── RECORDS FOR THIS EXERCISE ──
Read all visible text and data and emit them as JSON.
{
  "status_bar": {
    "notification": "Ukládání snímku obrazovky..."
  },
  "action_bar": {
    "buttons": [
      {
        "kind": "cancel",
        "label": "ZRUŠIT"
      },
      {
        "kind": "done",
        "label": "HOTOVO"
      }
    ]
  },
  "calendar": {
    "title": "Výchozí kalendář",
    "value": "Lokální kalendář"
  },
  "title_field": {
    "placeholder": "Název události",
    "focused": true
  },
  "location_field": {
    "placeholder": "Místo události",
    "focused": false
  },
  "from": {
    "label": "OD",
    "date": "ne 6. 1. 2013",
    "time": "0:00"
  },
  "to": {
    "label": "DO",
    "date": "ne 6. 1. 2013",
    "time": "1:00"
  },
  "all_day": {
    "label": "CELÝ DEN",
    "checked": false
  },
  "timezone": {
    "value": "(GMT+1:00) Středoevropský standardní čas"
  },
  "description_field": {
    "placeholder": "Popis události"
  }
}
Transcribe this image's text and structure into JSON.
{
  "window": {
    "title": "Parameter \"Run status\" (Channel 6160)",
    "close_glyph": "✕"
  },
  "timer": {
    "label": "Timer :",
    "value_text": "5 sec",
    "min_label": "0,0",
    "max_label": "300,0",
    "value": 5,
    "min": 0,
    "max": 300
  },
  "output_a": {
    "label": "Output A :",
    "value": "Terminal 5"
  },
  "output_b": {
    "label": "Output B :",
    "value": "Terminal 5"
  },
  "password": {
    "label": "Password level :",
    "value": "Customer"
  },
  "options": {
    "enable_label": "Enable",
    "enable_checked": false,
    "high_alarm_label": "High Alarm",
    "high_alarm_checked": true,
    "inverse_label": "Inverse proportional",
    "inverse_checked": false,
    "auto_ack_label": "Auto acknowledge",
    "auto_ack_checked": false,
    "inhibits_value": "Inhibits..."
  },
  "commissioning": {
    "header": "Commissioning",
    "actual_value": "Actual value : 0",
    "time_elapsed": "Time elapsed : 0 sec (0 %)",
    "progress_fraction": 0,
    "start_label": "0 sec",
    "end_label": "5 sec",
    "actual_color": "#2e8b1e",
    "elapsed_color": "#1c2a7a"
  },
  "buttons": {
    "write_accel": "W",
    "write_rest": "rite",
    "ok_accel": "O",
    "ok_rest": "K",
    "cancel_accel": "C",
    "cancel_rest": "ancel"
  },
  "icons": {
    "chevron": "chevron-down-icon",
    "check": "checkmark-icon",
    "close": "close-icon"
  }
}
───
Filter the data, keeping only the lines that contain "události".

    "placeholder": "Název události",
    "placeholder": "Místo události",
    "placeholder": "Popis události"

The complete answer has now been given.